▶ _PROBLEM STATEMENT_
Where a line holds the word "true", copy that line.

- - - - -

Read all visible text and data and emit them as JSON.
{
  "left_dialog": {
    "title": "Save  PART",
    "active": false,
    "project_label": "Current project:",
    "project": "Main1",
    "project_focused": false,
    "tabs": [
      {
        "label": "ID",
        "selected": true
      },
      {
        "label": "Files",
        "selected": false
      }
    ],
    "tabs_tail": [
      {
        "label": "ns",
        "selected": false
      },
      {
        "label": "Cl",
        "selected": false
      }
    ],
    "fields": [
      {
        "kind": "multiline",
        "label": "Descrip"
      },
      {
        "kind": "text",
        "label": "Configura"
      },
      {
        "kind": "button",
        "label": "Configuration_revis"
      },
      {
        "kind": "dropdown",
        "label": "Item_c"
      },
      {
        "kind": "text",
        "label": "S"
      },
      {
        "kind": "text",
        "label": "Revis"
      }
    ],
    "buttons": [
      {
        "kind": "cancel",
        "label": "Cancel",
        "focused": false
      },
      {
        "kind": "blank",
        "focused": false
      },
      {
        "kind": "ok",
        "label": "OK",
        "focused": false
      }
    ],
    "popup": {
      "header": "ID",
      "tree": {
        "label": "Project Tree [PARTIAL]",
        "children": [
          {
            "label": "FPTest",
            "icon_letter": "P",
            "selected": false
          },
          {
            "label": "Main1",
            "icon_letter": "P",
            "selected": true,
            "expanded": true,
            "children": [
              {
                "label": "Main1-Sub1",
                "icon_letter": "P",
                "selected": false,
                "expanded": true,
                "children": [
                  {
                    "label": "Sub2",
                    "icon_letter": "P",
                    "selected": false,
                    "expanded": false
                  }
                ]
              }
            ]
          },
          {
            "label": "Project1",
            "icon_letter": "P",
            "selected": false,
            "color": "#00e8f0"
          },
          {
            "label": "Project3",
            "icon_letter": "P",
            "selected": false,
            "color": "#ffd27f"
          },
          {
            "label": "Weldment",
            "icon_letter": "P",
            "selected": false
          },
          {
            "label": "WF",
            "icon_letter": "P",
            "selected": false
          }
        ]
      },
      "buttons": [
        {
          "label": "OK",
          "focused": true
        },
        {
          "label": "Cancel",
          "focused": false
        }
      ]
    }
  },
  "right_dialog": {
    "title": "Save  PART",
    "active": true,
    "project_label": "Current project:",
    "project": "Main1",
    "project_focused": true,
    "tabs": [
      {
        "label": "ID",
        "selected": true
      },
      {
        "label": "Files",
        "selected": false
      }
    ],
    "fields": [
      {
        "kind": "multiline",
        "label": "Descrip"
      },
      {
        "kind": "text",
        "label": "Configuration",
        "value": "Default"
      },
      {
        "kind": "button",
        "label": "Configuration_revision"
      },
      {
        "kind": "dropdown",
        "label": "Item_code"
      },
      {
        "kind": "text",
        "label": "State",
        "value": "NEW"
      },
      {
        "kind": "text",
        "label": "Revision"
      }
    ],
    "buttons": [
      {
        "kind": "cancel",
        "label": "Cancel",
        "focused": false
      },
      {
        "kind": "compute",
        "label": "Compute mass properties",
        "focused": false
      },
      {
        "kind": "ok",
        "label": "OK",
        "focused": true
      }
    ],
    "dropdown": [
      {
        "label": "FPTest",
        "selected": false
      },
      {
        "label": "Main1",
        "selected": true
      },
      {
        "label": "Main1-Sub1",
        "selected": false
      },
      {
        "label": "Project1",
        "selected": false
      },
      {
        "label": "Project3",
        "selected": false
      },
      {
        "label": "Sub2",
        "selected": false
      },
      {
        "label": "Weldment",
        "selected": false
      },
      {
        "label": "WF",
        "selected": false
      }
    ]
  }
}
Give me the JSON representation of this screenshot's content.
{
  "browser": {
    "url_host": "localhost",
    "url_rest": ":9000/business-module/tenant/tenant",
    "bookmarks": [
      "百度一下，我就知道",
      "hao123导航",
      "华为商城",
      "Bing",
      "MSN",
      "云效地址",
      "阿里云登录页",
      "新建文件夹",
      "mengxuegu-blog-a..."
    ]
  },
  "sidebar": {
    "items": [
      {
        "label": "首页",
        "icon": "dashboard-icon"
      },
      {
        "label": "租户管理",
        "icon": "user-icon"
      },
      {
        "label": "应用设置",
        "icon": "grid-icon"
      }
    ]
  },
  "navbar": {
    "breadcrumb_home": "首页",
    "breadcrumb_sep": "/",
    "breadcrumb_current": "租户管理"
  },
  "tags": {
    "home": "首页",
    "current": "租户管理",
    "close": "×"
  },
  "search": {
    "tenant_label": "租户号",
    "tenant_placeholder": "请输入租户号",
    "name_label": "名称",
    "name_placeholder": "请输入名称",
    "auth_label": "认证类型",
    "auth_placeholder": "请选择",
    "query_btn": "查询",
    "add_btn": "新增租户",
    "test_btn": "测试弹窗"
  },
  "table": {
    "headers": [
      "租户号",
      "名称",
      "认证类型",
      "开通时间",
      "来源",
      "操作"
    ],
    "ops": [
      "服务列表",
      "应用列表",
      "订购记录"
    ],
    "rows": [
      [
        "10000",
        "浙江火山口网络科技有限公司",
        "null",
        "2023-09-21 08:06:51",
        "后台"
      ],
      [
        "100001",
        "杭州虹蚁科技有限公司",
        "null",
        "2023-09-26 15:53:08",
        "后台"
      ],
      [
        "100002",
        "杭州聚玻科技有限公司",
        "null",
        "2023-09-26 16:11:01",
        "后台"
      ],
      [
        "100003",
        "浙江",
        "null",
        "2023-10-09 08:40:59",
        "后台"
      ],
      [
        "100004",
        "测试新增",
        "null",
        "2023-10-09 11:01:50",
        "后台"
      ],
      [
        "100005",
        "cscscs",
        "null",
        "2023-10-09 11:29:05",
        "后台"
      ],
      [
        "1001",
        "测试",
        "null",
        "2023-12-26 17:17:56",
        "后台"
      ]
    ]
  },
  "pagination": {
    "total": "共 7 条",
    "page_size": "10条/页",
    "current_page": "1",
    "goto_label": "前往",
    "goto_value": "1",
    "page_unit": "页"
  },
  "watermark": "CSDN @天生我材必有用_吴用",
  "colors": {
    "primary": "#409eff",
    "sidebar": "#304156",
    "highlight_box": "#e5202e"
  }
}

- - - - -

▶ _FINISHED EXERCISE_
        "selected": true
            "selected": true,
            "expanded": true,
                "expanded": true,
          "focused": true
    "active": true,
    "project_focused": true,
        "selected": true
        "focused": true
        "selected": true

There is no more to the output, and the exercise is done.